**Excerpted text**
==*==

2 CFR 200.430 (i) states “Standards for Documentation of Personnel Expenses (1) Charges to Federal awards for salaries and wages must be based on records that accurately reflected the work performed. These records must: (i) be supported by a system of internal control which provides reasonable assurance that the charges are accurate, allowable, and properly allocated; (ii) be incorporated into the official records of the non-Federal entity; (iii) reasonably reflect the total activity for which the employee is compensated by the non-Federal entity, not exceeding 100% of compensated activities; (iv) encompass both federal assisted and all other activities compensated by the non-Federal entity on an integrated basis, but may include the use of subsidiary records as defined in the non-Federal entity’s written policy; (v) comply with the established accounting policies and practices of the non-Federal entity.”
Condition:
At St. Mary Medical Center – Long Beach, internal controls with regard to approving timecards were not performed for 3 of 40 employee timecards selected for testing.
At Bailey-Boushay House, internal controls with regard to approving timecards were not performed for 6 out of 40 employee timecards selected for testing.
Cause:
St. Mary Medical Center – Long Beach and Bailey-Boushay House management did not consistently perform the necessary internal control procedures addressing the requirements of 2 CFR 200.303(a) and 2 CFR 200.430.

==*==

**Task statement**
Go on with the audit finding on timecard approval controls, picking up after its final sentence. The entries that come next have no connection to the audit finding on timecard approvals.

Structured page parsing data:
==*==

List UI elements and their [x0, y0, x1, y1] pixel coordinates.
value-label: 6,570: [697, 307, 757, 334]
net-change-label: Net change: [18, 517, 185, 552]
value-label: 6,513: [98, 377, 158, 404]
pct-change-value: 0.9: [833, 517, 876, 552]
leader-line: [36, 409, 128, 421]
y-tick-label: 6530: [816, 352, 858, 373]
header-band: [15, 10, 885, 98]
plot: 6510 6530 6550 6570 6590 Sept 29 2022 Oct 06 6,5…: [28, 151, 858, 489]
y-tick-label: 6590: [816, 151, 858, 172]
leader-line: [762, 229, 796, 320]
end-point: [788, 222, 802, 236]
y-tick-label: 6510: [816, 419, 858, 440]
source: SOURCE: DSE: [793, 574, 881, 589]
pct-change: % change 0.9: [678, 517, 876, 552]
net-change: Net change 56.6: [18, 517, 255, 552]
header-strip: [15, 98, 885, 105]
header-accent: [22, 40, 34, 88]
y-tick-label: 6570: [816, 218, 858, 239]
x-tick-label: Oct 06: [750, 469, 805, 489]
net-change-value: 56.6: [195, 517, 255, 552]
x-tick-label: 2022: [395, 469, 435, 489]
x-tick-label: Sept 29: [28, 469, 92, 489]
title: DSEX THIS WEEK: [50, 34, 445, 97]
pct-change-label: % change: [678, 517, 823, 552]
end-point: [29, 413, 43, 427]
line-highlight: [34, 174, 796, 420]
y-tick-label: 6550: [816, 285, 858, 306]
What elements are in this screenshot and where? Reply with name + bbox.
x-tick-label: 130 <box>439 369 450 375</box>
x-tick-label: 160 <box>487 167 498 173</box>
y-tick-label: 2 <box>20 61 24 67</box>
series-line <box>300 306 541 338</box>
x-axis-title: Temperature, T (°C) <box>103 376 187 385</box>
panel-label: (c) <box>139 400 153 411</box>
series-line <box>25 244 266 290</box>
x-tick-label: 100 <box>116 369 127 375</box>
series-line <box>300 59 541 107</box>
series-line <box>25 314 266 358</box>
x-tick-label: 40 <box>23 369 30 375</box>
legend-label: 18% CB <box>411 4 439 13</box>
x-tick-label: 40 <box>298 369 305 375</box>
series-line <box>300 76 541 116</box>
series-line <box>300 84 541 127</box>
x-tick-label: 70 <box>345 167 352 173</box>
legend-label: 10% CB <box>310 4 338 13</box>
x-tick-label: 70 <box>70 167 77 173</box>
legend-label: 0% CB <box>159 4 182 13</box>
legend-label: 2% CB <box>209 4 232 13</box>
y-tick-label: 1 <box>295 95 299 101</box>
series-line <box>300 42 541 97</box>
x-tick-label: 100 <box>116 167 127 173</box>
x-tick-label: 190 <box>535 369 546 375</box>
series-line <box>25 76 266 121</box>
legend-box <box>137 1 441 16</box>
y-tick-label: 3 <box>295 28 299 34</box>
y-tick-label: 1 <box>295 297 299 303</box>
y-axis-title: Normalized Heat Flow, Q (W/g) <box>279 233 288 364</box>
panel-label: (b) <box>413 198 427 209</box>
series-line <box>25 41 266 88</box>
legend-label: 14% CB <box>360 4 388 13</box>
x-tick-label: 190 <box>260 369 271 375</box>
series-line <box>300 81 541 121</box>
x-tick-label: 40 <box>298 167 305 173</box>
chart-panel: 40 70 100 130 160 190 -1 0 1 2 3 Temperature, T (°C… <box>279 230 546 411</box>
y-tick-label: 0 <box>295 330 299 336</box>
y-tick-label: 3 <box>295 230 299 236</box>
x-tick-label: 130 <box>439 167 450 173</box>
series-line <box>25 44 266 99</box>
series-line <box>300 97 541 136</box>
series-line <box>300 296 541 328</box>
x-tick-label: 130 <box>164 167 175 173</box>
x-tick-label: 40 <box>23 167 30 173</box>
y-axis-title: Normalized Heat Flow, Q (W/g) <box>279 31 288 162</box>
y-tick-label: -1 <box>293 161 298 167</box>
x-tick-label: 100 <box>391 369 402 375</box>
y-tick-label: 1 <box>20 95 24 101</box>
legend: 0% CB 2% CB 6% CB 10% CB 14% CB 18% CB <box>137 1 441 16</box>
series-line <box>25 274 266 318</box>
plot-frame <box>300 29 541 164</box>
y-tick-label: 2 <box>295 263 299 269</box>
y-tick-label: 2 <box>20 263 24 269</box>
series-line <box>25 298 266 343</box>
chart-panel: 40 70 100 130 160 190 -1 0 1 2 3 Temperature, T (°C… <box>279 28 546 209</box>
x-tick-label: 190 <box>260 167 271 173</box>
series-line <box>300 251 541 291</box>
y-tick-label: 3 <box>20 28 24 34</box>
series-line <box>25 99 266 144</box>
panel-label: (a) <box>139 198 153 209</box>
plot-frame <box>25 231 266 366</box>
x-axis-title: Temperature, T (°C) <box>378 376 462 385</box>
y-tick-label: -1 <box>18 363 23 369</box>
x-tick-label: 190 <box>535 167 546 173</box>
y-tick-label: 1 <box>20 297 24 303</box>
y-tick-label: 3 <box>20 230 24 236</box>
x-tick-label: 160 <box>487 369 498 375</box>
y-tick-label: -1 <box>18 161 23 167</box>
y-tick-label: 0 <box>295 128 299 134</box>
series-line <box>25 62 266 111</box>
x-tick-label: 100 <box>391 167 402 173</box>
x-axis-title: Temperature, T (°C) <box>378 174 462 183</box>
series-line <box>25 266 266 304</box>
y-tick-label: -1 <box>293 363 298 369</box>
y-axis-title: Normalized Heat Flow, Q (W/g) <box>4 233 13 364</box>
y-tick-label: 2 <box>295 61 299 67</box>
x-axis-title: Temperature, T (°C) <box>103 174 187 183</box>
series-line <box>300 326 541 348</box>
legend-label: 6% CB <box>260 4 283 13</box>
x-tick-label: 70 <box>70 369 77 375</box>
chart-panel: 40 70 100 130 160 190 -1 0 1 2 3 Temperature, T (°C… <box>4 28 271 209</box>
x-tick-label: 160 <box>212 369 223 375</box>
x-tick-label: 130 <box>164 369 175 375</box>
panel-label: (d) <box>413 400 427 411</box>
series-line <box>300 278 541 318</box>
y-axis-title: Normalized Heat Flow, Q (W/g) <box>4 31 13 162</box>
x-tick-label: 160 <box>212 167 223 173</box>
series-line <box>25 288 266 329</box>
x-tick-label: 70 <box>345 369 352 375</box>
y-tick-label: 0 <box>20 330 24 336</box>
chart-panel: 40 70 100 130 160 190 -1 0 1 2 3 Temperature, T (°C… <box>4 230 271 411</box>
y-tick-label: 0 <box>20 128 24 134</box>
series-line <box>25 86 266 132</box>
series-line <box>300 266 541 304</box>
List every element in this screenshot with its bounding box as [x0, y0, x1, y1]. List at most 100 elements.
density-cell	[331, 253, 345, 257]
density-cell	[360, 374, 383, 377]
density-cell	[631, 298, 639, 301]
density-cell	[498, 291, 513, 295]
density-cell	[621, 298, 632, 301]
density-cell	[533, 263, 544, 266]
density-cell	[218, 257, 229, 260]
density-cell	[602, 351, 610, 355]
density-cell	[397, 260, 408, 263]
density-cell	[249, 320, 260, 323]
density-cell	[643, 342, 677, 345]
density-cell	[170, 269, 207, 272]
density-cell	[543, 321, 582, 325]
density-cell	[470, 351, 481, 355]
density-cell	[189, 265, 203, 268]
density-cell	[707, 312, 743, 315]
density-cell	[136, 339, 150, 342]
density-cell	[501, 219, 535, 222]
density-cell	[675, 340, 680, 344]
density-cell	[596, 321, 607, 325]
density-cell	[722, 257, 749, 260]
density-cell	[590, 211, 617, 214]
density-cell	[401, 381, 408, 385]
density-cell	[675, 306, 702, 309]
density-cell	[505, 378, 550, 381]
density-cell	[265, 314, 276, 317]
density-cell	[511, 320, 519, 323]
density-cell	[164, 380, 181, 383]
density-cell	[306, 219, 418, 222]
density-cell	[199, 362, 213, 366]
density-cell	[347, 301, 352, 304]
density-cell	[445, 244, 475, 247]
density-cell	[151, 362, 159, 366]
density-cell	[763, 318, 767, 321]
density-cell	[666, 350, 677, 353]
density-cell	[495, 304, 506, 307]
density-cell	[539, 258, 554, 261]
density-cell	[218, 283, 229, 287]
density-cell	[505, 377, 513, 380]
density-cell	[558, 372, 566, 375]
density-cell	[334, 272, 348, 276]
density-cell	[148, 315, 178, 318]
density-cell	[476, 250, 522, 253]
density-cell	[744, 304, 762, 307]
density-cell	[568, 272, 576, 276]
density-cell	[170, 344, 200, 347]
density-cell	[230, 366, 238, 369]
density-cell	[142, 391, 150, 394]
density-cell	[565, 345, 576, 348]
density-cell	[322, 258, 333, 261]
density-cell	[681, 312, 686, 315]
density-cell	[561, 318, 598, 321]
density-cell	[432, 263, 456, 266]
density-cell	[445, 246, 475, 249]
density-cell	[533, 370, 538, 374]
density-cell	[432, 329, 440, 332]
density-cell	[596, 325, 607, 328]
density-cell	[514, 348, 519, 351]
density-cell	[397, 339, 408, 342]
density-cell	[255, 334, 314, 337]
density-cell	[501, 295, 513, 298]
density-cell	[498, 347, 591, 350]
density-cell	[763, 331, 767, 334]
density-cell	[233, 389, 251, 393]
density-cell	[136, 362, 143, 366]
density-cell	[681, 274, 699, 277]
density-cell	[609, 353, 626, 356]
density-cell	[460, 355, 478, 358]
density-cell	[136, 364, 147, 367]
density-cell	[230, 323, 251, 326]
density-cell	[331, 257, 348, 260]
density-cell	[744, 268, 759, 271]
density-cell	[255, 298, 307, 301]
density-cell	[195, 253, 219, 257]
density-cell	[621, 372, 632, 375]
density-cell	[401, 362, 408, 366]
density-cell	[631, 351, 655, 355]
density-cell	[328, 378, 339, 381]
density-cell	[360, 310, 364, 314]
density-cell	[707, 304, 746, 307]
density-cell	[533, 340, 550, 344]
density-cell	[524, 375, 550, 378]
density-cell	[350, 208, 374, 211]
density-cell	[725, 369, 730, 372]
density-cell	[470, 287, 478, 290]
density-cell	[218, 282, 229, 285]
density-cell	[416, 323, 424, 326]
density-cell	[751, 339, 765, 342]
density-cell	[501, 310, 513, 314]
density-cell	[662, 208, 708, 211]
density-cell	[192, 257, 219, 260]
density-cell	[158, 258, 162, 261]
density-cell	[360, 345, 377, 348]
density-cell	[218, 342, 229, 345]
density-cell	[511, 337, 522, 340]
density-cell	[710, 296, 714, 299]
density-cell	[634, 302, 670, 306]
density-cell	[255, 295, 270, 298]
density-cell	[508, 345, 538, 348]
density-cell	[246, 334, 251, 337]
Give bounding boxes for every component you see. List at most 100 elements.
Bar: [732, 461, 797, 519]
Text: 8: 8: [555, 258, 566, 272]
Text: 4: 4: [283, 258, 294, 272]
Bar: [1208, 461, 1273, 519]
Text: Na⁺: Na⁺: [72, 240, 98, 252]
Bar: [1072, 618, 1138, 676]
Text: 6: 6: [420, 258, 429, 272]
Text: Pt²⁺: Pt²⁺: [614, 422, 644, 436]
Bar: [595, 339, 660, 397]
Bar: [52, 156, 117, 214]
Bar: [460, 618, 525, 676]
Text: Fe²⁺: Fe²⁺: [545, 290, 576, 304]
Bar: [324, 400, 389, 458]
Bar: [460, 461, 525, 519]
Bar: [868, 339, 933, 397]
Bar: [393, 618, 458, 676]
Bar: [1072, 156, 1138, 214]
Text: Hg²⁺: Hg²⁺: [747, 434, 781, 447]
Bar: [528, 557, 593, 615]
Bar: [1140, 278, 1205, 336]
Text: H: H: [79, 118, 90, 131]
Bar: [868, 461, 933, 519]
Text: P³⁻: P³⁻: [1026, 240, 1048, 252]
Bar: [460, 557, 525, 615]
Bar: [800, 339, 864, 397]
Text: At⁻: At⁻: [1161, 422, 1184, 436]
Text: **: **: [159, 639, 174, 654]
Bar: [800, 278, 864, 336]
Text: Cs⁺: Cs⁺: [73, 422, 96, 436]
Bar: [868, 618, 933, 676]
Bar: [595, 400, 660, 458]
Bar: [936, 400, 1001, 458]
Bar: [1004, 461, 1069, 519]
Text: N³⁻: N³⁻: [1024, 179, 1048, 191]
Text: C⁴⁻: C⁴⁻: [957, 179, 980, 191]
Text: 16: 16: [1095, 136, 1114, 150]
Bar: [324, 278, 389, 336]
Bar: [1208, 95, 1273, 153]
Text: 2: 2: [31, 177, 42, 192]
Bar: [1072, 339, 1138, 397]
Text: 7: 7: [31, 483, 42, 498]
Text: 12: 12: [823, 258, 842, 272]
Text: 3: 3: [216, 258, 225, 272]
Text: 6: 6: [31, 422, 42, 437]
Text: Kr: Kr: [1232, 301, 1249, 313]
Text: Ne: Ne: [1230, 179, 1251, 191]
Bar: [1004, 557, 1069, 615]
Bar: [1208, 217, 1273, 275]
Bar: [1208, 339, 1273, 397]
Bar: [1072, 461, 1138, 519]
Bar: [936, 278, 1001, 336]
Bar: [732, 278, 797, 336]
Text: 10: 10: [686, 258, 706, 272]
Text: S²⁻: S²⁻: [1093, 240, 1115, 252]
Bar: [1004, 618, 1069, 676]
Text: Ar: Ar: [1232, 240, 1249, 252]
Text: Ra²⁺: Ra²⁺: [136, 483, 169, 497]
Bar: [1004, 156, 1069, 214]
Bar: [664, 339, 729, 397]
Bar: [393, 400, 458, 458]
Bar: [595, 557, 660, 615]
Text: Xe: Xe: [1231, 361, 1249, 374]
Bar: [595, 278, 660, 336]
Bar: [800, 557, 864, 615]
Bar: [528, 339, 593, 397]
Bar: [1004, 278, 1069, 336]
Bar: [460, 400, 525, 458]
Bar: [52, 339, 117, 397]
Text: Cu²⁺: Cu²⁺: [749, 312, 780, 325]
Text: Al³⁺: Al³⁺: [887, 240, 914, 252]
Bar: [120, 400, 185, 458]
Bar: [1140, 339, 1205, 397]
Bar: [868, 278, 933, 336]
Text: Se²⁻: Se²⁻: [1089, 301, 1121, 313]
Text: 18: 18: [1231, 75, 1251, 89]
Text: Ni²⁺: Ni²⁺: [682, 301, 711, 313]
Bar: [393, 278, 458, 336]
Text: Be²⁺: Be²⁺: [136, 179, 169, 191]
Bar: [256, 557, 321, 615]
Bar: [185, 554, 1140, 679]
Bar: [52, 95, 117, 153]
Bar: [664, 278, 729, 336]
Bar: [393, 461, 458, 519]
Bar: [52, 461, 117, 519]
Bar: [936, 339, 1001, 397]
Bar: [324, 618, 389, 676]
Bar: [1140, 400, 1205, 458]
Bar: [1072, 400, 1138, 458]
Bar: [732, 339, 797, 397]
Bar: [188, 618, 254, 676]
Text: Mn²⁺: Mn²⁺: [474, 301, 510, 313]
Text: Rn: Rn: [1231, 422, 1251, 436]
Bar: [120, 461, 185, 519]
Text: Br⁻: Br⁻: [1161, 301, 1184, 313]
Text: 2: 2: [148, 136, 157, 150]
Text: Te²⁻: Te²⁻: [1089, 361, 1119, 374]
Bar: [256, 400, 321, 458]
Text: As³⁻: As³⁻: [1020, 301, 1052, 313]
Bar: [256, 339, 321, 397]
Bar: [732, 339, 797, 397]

==*==

**Result below**
Effect or potential effect:
Unallowable and/or inaccurate payroll expenditures could be charged to the federal program.
Questioned costs:
None.
Context:
For 3 of 40 payroll expenditures selected for testing, St. Mary Medical Center – Long Beach did not properly approve the employee timecard for time charged to the grant in accordance with the practices of St. Mary Medical Center – Long Beach.
For 6 out of 40 payroll expenditures selected for testing, Bailey-Boushay House did not properly approve the employee timecard for time charged to the grant in accordance with the practices of Bailey-Boushay House.
Total payroll expenditures for St. Mary Medical Center – Long Beach were approximately $1.3 million and represent 32% of the total HIV Emergency Relief Project Grants expenditures of approximately $4.2 million.
Total payroll expenditures for Bailey-Boushay House were approximately $1.1 million and represent 25% of the total HIV Emergency Relief Project Grants expenditures of approximately $4.2 million.
Identification of a repeat finding:
This is not a repeat finding for St. Mary Medical Center – Long Beach.
This is a repeat finding for Bailey-Boushay House – Finding 2022-007 and 2021-008.
Recommendation:
We recommend management execute its processes to properly approve all time charged to federal grants in accordance with 2 CFR 200.430. Additionally, we recommend management execute and retain evidence of its internal controls over the allowability of payroll expenditures.
Views of responsible officials:
Management agrees with the finding and will implement corrective action in April 2024.